■ Working data:
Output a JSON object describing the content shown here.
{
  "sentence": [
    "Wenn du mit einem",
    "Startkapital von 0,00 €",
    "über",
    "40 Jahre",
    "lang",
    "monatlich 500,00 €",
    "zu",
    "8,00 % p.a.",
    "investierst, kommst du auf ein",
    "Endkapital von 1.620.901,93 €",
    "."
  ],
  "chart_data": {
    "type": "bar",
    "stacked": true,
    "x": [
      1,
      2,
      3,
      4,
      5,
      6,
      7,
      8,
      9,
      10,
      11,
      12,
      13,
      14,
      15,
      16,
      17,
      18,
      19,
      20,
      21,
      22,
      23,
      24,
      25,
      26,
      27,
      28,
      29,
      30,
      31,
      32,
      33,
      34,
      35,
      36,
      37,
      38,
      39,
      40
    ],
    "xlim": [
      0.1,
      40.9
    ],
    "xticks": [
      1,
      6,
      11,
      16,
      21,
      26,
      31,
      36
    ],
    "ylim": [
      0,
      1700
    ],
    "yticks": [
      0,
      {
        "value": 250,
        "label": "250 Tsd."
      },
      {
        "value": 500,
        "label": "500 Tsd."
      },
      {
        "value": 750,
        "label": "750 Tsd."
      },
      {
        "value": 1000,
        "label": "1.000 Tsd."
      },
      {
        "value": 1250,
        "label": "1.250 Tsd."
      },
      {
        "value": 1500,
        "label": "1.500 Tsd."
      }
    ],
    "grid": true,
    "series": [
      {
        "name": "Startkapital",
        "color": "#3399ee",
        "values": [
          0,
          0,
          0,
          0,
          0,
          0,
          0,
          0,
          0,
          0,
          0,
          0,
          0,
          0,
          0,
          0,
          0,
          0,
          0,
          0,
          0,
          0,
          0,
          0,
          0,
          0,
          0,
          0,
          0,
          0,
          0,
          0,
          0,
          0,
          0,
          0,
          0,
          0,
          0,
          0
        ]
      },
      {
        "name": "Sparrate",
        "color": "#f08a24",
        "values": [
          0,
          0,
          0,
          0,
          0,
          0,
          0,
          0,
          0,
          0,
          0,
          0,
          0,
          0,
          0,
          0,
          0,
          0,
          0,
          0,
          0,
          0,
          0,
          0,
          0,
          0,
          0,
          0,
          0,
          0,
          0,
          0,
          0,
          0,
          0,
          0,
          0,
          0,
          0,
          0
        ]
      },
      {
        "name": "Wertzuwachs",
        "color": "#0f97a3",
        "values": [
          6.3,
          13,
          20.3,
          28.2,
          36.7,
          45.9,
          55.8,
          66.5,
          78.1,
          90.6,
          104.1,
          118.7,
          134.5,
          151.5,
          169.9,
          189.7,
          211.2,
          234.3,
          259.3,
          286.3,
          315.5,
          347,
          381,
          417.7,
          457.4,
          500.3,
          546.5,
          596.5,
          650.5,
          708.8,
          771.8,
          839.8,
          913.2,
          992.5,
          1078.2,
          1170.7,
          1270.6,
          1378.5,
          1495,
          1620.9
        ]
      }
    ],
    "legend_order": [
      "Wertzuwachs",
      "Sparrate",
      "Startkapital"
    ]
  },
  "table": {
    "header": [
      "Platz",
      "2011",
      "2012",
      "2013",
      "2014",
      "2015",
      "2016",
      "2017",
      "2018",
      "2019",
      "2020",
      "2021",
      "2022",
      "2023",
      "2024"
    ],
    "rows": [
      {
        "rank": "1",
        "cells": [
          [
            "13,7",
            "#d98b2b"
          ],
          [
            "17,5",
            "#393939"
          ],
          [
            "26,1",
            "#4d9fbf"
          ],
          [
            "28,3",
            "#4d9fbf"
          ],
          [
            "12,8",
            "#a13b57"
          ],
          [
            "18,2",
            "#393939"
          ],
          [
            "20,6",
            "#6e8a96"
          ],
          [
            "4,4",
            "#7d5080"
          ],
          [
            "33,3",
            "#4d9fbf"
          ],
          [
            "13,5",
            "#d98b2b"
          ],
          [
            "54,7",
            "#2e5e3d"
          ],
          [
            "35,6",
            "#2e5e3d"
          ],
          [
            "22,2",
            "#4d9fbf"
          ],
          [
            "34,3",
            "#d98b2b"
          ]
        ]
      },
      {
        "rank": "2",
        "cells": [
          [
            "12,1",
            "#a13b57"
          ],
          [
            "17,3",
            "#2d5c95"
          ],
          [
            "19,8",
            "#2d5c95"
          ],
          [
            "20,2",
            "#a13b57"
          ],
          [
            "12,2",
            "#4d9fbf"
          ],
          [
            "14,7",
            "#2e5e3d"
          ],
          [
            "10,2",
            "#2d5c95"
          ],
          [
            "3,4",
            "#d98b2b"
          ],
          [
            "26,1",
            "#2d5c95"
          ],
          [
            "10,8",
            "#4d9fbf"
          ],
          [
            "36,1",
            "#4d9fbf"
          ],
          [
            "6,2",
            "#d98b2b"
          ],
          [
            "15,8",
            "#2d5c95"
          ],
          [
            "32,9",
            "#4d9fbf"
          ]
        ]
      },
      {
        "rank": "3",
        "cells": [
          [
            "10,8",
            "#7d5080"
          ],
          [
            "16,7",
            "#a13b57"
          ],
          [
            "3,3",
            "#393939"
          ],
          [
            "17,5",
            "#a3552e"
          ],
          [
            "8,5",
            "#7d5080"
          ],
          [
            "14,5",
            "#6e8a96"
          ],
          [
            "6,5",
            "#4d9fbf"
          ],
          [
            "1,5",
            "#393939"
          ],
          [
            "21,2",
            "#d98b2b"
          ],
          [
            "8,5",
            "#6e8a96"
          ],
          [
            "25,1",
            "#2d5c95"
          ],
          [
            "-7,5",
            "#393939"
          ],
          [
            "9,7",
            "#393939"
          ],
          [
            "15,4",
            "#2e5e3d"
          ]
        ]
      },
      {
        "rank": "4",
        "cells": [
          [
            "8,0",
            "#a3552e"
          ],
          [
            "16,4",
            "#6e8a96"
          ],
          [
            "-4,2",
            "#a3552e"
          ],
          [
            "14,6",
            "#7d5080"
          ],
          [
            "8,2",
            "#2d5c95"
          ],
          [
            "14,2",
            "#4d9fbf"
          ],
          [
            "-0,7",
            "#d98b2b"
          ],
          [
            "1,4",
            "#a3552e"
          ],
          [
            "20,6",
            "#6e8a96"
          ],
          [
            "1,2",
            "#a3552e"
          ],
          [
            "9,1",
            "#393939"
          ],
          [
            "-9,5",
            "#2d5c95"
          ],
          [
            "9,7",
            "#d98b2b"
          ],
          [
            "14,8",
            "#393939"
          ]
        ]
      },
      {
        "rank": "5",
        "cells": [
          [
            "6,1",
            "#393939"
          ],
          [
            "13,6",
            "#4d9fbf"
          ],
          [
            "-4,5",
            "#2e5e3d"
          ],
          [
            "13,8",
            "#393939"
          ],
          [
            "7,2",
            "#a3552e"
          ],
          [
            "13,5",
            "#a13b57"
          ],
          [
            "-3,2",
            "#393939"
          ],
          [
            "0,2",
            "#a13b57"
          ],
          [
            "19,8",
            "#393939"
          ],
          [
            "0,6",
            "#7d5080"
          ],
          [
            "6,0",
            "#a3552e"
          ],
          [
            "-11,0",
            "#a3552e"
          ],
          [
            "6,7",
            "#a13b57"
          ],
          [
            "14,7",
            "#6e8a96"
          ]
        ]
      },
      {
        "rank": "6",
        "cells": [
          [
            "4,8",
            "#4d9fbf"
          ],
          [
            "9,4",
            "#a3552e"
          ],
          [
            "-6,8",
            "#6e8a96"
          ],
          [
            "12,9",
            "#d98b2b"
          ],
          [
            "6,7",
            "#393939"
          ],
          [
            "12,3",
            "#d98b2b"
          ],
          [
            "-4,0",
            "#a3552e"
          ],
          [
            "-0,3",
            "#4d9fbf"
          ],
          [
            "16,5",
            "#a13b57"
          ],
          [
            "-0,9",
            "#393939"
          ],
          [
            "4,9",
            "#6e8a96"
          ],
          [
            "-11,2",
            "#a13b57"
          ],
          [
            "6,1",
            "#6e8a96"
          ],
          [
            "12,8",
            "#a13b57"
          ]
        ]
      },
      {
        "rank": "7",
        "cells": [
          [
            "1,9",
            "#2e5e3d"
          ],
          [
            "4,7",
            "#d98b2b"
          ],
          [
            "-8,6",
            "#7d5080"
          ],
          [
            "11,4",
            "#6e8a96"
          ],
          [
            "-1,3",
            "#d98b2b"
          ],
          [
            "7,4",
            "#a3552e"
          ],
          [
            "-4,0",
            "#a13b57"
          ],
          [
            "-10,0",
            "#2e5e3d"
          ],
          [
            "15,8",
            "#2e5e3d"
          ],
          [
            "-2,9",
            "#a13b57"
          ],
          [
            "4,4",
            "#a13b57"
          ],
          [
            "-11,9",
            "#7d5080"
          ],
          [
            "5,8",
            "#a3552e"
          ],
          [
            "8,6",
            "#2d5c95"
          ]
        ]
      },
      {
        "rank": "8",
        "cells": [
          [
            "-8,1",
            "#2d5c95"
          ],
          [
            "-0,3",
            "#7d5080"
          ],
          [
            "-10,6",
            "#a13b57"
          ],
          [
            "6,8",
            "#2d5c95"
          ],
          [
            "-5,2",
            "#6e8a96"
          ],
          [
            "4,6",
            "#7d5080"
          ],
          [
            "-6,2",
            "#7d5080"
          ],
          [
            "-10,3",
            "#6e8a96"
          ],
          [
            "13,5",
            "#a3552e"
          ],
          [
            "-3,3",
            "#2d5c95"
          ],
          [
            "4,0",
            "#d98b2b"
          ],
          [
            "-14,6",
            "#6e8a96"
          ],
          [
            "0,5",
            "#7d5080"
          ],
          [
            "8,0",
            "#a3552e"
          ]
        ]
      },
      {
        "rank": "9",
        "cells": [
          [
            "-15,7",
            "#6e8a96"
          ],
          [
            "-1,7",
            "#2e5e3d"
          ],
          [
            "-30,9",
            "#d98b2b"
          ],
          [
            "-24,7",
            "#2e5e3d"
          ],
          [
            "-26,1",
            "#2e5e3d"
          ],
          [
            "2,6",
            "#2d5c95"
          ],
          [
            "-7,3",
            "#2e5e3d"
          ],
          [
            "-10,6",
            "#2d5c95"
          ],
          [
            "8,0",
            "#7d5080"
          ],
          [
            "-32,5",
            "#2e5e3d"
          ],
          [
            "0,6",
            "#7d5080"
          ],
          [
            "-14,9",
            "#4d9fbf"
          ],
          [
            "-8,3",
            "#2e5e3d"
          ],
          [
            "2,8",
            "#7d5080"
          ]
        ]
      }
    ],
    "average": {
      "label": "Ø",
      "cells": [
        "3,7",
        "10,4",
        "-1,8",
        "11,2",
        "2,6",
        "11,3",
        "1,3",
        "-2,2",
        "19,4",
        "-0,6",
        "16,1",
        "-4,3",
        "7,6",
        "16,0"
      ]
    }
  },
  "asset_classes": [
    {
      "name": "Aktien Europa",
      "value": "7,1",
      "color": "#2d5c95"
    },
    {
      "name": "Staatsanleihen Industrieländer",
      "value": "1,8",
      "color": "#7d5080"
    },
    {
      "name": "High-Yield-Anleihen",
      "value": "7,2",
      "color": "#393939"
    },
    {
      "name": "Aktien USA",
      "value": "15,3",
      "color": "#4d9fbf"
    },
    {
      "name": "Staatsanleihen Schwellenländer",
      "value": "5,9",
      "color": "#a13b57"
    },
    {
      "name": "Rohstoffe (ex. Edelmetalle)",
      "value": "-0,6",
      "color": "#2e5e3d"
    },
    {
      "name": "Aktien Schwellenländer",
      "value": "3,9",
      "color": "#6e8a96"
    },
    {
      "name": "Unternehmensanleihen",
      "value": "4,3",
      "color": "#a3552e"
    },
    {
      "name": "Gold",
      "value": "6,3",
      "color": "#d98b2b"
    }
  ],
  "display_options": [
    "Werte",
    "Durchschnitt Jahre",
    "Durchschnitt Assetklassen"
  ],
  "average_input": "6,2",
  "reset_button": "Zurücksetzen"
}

■ Instruction: Using the material above, copy every line in which the string "Staatsanleihen" occurs.

■ Worked solution:
      "name": "Staatsanleihen Industrieländer",
      "name": "Staatsanleihen Schwellenländer",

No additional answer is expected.